** EXTRAIT **
******
L'UFC-Que Choisir et l'Évaluation des Additifs
Face aux inquiétudes qui apparaissent à propos de la consommation régulière d’aliments industriels ultra-transformés, l’UFC-Que Choisir met aujourd’hui à la disposition des consommateurs une base de données qui donne pour les 300 additifs autorisés dans les produits alimentaires, une appréciation indépendante de leur dangerosité basée sur une bibliographie intégrant les études scientifiques les plus récentes.
Alors qu’au niveau européen, l’évaluation officielle des additifs s’enlise faute de moyens humains, financiers et analytiques, l’UFC-Que Choisir a passé en revue les études publiées par les instances scientifiques reconnues : l’Agence Européenne de Sécurité des Aliments (AESA), l’Organisation Mondiale de la Santé, ainsi que le Centre International de Recherche sur le Cancer (CIRC). Sur cette base, l’Association a défini une grille d’appréciation des additifs alimentaires autorisés : des plus acceptables à ceux qu’il faudrait éviter.
******
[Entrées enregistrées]
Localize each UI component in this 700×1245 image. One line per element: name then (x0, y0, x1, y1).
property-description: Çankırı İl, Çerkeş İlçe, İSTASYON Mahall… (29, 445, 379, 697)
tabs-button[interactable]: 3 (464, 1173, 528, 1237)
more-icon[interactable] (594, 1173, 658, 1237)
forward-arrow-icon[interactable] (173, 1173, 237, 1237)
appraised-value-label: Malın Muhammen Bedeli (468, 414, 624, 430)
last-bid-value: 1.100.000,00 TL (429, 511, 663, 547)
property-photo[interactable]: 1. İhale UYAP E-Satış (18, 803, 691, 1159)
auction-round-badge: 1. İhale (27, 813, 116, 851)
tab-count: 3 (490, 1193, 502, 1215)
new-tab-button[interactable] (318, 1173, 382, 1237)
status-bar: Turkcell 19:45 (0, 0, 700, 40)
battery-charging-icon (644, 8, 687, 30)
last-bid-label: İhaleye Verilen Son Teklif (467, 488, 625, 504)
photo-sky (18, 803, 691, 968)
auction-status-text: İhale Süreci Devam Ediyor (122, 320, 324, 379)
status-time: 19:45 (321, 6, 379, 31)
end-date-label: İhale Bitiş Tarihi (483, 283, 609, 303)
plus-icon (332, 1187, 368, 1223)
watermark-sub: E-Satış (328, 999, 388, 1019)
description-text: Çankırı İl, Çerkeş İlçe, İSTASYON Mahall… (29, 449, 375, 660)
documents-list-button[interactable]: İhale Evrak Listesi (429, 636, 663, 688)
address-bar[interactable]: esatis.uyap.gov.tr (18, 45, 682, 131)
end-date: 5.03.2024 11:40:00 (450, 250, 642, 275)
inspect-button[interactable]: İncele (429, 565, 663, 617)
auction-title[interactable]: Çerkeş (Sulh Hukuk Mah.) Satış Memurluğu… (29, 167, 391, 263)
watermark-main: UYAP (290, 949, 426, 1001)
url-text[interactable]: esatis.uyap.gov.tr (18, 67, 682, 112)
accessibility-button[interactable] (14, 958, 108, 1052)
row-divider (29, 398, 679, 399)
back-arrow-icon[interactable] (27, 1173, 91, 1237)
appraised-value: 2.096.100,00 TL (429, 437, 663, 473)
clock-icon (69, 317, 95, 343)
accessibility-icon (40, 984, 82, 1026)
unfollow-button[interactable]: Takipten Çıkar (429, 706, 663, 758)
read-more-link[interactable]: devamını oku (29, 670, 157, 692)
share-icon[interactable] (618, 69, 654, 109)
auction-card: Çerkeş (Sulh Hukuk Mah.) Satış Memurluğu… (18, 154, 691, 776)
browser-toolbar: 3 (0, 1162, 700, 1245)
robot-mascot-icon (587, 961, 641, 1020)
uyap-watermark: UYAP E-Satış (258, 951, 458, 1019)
******
** OBJECTIF **
D'après l'extrait, combien d'additifs autorisés dans les produits alimentaires la base de données de l'UFC-Que Choisir couvre-t-elle ?

** ZONE DE RÉPONSE **
Elle couvre les 300 additifs autorisés dans les produits alimentaires.